▶ **Records shown**
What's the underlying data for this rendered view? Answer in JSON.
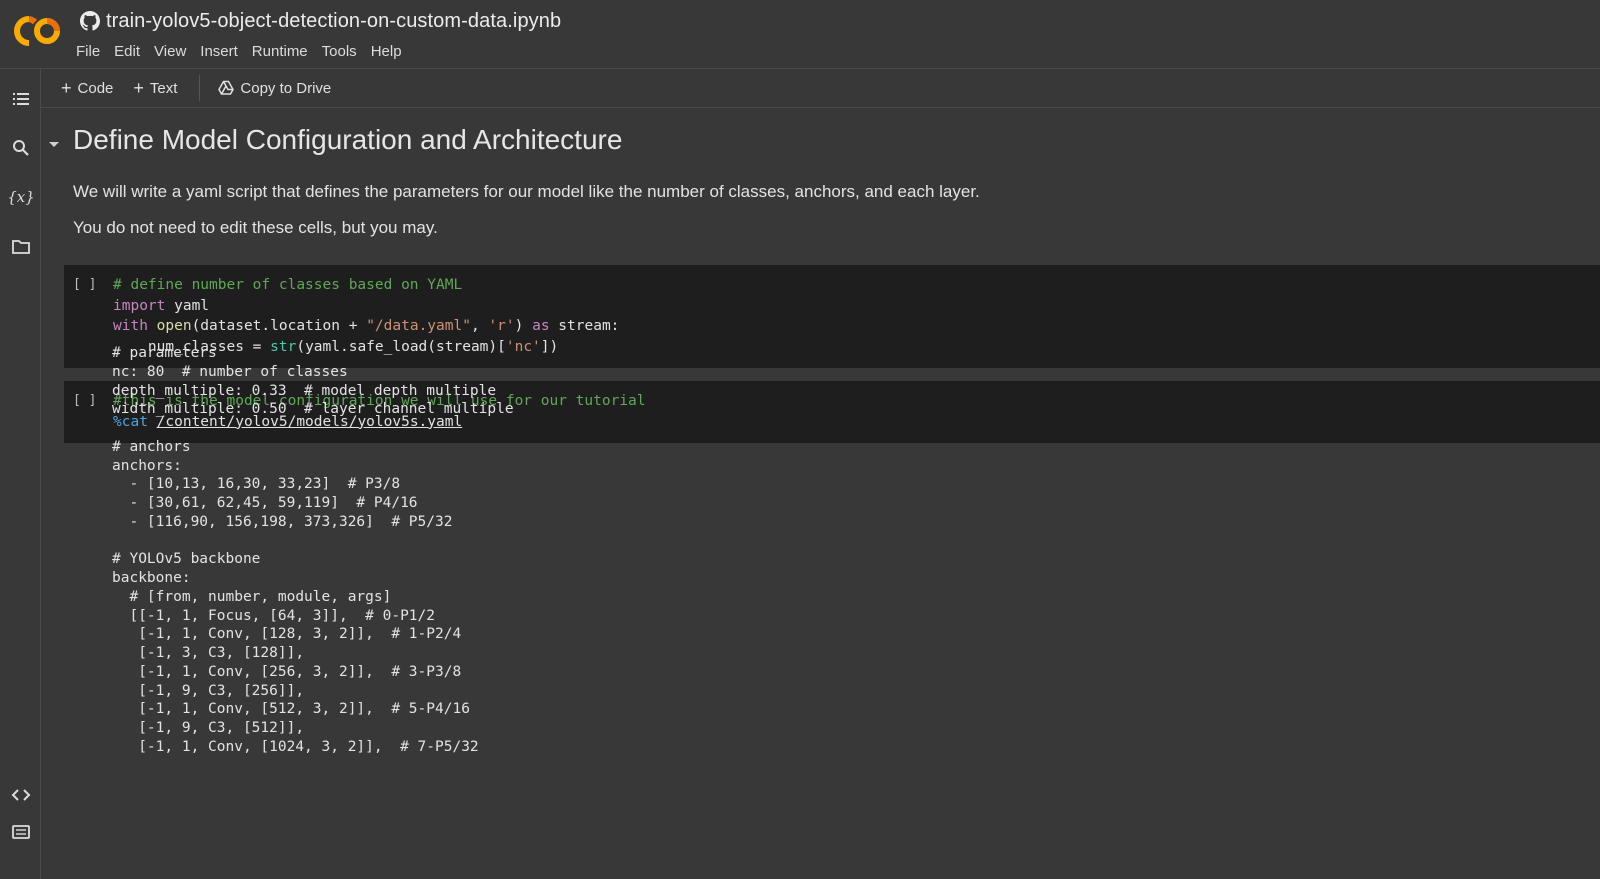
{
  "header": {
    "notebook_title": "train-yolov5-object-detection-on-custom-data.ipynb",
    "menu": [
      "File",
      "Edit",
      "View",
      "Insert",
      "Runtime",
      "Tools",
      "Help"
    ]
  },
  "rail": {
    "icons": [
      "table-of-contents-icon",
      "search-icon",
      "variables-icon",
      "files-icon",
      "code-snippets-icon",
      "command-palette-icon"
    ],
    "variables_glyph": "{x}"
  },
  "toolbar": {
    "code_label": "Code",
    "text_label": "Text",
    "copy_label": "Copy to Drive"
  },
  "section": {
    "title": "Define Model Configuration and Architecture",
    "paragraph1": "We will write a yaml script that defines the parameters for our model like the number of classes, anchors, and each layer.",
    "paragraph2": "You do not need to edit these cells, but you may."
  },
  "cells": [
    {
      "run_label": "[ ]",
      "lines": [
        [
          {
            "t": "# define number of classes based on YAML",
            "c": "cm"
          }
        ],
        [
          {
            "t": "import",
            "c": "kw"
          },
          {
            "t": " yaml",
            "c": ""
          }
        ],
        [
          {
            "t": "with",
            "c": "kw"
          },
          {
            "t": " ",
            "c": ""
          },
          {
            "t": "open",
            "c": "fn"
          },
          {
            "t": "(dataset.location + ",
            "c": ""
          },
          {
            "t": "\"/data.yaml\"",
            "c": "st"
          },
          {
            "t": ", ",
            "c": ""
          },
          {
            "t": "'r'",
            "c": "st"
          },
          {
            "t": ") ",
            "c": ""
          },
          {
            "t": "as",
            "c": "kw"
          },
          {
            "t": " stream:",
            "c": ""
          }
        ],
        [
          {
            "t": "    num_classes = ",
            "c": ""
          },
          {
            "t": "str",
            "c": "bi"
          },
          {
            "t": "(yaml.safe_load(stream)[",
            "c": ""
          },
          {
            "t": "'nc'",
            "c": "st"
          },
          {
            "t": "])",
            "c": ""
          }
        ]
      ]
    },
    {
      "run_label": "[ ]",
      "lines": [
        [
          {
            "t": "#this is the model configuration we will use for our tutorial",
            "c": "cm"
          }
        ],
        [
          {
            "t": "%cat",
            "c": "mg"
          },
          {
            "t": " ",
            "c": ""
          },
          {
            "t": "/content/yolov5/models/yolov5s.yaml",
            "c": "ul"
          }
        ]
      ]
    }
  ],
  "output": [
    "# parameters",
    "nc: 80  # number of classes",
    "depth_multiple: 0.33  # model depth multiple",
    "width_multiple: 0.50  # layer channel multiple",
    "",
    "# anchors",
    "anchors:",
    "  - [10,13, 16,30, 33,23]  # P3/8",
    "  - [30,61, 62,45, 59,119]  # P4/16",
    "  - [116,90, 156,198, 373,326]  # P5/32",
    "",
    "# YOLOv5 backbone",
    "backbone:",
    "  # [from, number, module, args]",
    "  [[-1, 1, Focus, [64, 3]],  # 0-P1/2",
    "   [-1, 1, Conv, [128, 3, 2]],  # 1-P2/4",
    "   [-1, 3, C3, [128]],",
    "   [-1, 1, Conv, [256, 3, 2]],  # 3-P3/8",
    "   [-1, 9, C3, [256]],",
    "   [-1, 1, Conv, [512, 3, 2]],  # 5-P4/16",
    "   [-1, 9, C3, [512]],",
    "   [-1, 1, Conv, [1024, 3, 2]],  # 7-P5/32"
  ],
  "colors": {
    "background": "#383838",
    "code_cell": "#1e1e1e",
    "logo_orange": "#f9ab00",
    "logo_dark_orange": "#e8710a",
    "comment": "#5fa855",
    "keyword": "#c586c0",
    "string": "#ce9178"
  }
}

--

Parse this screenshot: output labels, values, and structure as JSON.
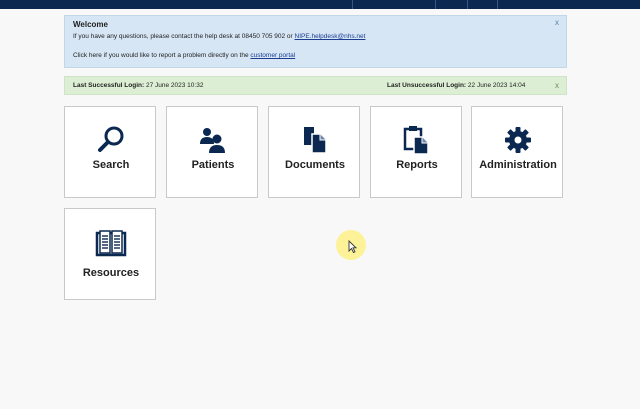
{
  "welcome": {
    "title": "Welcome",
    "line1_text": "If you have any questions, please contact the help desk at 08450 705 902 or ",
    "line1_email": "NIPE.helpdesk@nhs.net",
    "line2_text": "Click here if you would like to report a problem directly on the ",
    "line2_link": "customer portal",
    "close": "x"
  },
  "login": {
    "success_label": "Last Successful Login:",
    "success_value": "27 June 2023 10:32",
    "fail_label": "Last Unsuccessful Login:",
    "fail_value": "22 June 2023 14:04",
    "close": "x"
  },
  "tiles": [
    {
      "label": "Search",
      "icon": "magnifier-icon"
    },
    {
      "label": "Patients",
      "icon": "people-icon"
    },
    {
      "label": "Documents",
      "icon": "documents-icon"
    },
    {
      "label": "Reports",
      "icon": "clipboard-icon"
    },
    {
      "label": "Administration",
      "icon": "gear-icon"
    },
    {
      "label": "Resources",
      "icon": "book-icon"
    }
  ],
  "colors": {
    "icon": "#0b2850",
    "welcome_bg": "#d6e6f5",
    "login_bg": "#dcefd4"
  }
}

▶ **Exercise details**
Wherever the word "output" turns up in a line of the entries above, copy that line.

▶ **Completed task**
  "output": [
Parse this screenshot: output labels, values, and structure as JSON.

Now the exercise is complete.